[Data entries]
——
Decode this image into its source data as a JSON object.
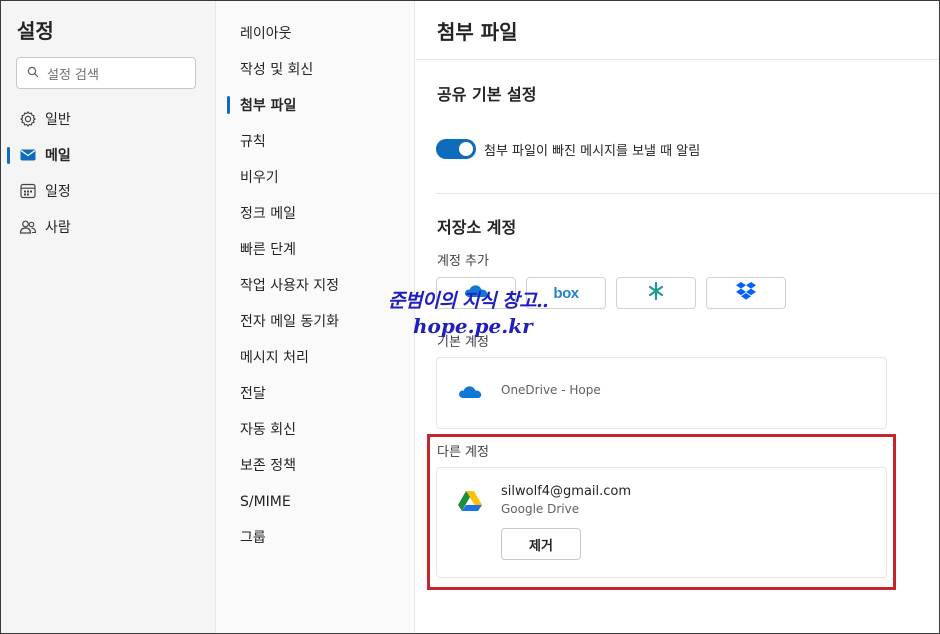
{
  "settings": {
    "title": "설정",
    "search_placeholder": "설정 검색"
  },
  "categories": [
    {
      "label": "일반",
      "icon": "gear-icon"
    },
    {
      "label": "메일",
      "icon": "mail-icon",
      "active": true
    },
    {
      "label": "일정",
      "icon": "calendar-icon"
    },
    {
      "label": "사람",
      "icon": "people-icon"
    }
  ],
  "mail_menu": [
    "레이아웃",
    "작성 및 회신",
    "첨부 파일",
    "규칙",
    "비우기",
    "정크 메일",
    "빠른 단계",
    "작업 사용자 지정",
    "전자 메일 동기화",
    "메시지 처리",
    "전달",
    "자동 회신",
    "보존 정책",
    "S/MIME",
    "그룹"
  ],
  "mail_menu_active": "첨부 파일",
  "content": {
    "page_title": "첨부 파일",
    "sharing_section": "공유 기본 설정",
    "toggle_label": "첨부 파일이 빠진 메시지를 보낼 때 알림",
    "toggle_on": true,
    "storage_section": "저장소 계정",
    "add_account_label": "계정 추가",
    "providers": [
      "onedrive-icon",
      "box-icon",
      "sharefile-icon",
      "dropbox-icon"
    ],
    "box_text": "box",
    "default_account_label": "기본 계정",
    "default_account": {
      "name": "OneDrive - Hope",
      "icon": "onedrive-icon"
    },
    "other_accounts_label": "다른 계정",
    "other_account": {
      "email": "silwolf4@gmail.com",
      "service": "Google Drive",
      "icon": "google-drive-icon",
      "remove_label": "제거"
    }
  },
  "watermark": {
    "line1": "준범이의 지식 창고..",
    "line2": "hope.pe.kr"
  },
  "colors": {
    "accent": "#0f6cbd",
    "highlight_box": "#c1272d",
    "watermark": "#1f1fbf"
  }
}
——
■ TASK GOAL ■
Set down the material above as is, without any pictures.

■ OUTPUT OF THE TASK ■
Decode this image into its source data as a JSON object.
{
  "settings": {
    "title": "설정",
    "search_placeholder": "설정 검색"
  },
  "categories": [
    {
      "label": "일반",
      "icon": "gear-icon"
    },
    {
      "label": "메일",
      "icon": "mail-icon",
      "active": true
    },
    {
      "label": "일정",
      "icon": "calendar-icon"
    },
    {
      "label": "사람",
      "icon": "people-icon"
    }
  ],
  "mail_menu": [
    "레이아웃",
    "작성 및 회신",
    "첨부 파일",
    "규칙",
    "비우기",
    "정크 메일",
    "빠른 단계",
    "작업 사용자 지정",
    "전자 메일 동기화",
    "메시지 처리",
    "전달",
    "자동 회신",
    "보존 정책",
    "S/MIME",
    "그룹"
  ],
  "mail_menu_active": "첨부 파일",
  "content": {
    "page_title": "첨부 파일",
    "sharing_section": "공유 기본 설정",
    "toggle_label": "첨부 파일이 빠진 메시지를 보낼 때 알림",
    "toggle_on": true,
    "storage_section": "저장소 계정",
    "add_account_label": "계정 추가",
    "providers": [
      "onedrive-icon",
      "box-icon",
      "sharefile-icon",
      "dropbox-icon"
    ],
    "box_text": "box",
    "default_account_label": "기본 계정",
    "default_account": {
      "name": "OneDrive - Hope",
      "icon": "onedrive-icon"
    },
    "other_accounts_label": "다른 계정",
    "other_account": {
      "email": "silwolf4@gmail.com",
      "service": "Google Drive",
      "icon": "google-drive-icon",
      "remove_label": "제거"
    }
  },
  "watermark": {
    "line1": "준범이의 지식 창고..",
    "line2": "hope.pe.kr"
  },
  "colors": {
    "accent": "#0f6cbd",
    "highlight_box": "#c1272d",
    "watermark": "#1f1fbf"
  }
}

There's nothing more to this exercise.